[Data entries]
________________________________________
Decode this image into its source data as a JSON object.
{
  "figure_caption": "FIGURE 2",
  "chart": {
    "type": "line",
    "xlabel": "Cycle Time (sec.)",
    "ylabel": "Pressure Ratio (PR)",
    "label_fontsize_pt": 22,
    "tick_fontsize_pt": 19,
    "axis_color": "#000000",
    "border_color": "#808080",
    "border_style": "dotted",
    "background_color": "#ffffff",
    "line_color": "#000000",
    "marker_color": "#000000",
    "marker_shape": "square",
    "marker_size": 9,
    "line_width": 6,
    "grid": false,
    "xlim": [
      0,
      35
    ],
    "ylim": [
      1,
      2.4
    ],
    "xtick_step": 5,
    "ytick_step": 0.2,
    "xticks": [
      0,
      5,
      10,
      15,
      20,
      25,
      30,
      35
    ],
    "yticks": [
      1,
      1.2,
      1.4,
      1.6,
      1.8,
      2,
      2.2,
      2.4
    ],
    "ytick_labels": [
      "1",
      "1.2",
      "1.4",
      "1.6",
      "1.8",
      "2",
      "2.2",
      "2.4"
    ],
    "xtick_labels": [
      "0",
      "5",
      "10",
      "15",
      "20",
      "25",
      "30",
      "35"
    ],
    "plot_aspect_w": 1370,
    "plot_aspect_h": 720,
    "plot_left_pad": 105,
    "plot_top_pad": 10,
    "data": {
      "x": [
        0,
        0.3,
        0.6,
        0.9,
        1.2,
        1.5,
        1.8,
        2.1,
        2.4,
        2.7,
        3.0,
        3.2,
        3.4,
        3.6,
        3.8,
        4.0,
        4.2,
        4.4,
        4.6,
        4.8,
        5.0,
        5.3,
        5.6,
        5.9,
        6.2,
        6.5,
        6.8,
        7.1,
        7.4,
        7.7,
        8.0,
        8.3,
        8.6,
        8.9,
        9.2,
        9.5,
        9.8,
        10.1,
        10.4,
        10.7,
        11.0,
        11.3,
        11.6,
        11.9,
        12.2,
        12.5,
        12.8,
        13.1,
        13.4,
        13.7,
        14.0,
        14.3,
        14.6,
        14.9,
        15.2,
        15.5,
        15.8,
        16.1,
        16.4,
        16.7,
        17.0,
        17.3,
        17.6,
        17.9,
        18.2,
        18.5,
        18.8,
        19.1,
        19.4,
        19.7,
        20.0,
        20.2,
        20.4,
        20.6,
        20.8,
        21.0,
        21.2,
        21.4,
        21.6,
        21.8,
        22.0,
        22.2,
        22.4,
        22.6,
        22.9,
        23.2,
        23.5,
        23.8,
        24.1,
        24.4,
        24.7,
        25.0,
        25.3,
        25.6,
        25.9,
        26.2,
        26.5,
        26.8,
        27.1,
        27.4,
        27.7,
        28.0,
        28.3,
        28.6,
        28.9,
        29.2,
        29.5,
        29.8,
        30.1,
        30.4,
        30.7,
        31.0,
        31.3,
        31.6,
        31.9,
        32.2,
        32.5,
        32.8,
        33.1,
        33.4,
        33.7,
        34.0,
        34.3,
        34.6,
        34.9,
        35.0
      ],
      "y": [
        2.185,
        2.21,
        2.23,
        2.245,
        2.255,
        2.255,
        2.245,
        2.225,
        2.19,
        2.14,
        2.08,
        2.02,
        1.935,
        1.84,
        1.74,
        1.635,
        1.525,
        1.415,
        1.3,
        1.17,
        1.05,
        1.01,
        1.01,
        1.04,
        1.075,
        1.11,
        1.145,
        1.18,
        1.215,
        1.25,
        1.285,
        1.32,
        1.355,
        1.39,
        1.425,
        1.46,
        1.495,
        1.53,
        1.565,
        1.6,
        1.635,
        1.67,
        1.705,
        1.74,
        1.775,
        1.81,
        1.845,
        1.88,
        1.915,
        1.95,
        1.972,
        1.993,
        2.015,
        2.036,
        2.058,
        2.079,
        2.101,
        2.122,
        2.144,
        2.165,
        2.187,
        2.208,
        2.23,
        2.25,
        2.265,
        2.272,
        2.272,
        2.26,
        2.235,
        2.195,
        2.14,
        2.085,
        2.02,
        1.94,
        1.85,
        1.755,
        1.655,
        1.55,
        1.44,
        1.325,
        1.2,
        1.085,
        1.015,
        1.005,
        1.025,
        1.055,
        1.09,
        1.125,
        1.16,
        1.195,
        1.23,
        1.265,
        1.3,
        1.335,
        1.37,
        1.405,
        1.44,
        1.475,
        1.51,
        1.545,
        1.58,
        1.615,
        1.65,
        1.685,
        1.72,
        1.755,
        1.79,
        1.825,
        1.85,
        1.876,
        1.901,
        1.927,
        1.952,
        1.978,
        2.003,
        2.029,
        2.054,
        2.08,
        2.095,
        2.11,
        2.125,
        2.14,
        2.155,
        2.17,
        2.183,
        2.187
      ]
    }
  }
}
________________________________________
* _TASK BRIEF_:
Take the listing above and write it out again exactly.

* _RESULT OF THIS EXERCISE_:
Decode this image into its source data as a JSON object.
{
  "figure_caption": "FIGURE 2",
  "chart": {
    "type": "line",
    "xlabel": "Cycle Time (sec.)",
    "ylabel": "Pressure Ratio (PR)",
    "label_fontsize_pt": 22,
    "tick_fontsize_pt": 19,
    "axis_color": "#000000",
    "border_color": "#808080",
    "border_style": "dotted",
    "background_color": "#ffffff",
    "line_color": "#000000",
    "marker_color": "#000000",
    "marker_shape": "square",
    "marker_size": 9,
    "line_width": 6,
    "grid": false,
    "xlim": [
      0,
      35
    ],
    "ylim": [
      1,
      2.4
    ],
    "xtick_step": 5,
    "ytick_step": 0.2,
    "xticks": [
      0,
      5,
      10,
      15,
      20,
      25,
      30,
      35
    ],
    "yticks": [
      1,
      1.2,
      1.4,
      1.6,
      1.8,
      2,
      2.2,
      2.4
    ],
    "ytick_labels": [
      "1",
      "1.2",
      "1.4",
      "1.6",
      "1.8",
      "2",
      "2.2",
      "2.4"
    ],
    "xtick_labels": [
      "0",
      "5",
      "10",
      "15",
      "20",
      "25",
      "30",
      "35"
    ],
    "plot_aspect_w": 1370,
    "plot_aspect_h": 720,
    "plot_left_pad": 105,
    "plot_top_pad": 10,
    "data": {
      "x": [
        0,
        0.3,
        0.6,
        0.9,
        1.2,
        1.5,
        1.8,
        2.1,
        2.4,
        2.7,
        3.0,
        3.2,
        3.4,
        3.6,
        3.8,
        4.0,
        4.2,
        4.4,
        4.6,
        4.8,
        5.0,
        5.3,
        5.6,
        5.9,
        6.2,
        6.5,
        6.8,
        7.1,
        7.4,
        7.7,
        8.0,
        8.3,
        8.6,
        8.9,
        9.2,
        9.5,
        9.8,
        10.1,
        10.4,
        10.7,
        11.0,
        11.3,
        11.6,
        11.9,
        12.2,
        12.5,
        12.8,
        13.1,
        13.4,
        13.7,
        14.0,
        14.3,
        14.6,
        14.9,
        15.2,
        15.5,
        15.8,
        16.1,
        16.4,
        16.7,
        17.0,
        17.3,
        17.6,
        17.9,
        18.2,
        18.5,
        18.8,
        19.1,
        19.4,
        19.7,
        20.0,
        20.2,
        20.4,
        20.6,
        20.8,
        21.0,
        21.2,
        21.4,
        21.6,
        21.8,
        22.0,
        22.2,
        22.4,
        22.6,
        22.9,
        23.2,
        23.5,
        23.8,
        24.1,
        24.4,
        24.7,
        25.0,
        25.3,
        25.6,
        25.9,
        26.2,
        26.5,
        26.8,
        27.1,
        27.4,
        27.7,
        28.0,
        28.3,
        28.6,
        28.9,
        29.2,
        29.5,
        29.8,
        30.1,
        30.4,
        30.7,
        31.0,
        31.3,
        31.6,
        31.9,
        32.2,
        32.5,
        32.8,
        33.1,
        33.4,
        33.7,
        34.0,
        34.3,
        34.6,
        34.9,
        35.0
      ],
      "y": [
        2.185,
        2.21,
        2.23,
        2.245,
        2.255,
        2.255,
        2.245,
        2.225,
        2.19,
        2.14,
        2.08,
        2.02,
        1.935,
        1.84,
        1.74,
        1.635,
        1.525,
        1.415,
        1.3,
        1.17,
        1.05,
        1.01,
        1.01,
        1.04,
        1.075,
        1.11,
        1.145,
        1.18,
        1.215,
        1.25,
        1.285,
        1.32,
        1.355,
        1.39,
        1.425,
        1.46,
        1.495,
        1.53,
        1.565,
        1.6,
        1.635,
        1.67,
        1.705,
        1.74,
        1.775,
        1.81,
        1.845,
        1.88,
        1.915,
        1.95,
        1.972,
        1.993,
        2.015,
        2.036,
        2.058,
        2.079,
        2.101,
        2.122,
        2.144,
        2.165,
        2.187,
        2.208,
        2.23,
        2.25,
        2.265,
        2.272,
        2.272,
        2.26,
        2.235,
        2.195,
        2.14,
        2.085,
        2.02,
        1.94,
        1.85,
        1.755,
        1.655,
        1.55,
        1.44,
        1.325,
        1.2,
        1.085,
        1.015,
        1.005,
        1.025,
        1.055,
        1.09,
        1.125,
        1.16,
        1.195,
        1.23,
        1.265,
        1.3,
        1.335,
        1.37,
        1.405,
        1.44,
        1.475,
        1.51,
        1.545,
        1.58,
        1.615,
        1.65,
        1.685,
        1.72,
        1.755,
        1.79,
        1.825,
        1.85,
        1.876,
        1.901,
        1.927,
        1.952,
        1.978,
        2.003,
        2.029,
        2.054,
        2.08,
        2.095,
        2.11,
        2.125,
        2.14,
        2.155,
        2.17,
        2.183,
        2.187
      ]
    }
  }
}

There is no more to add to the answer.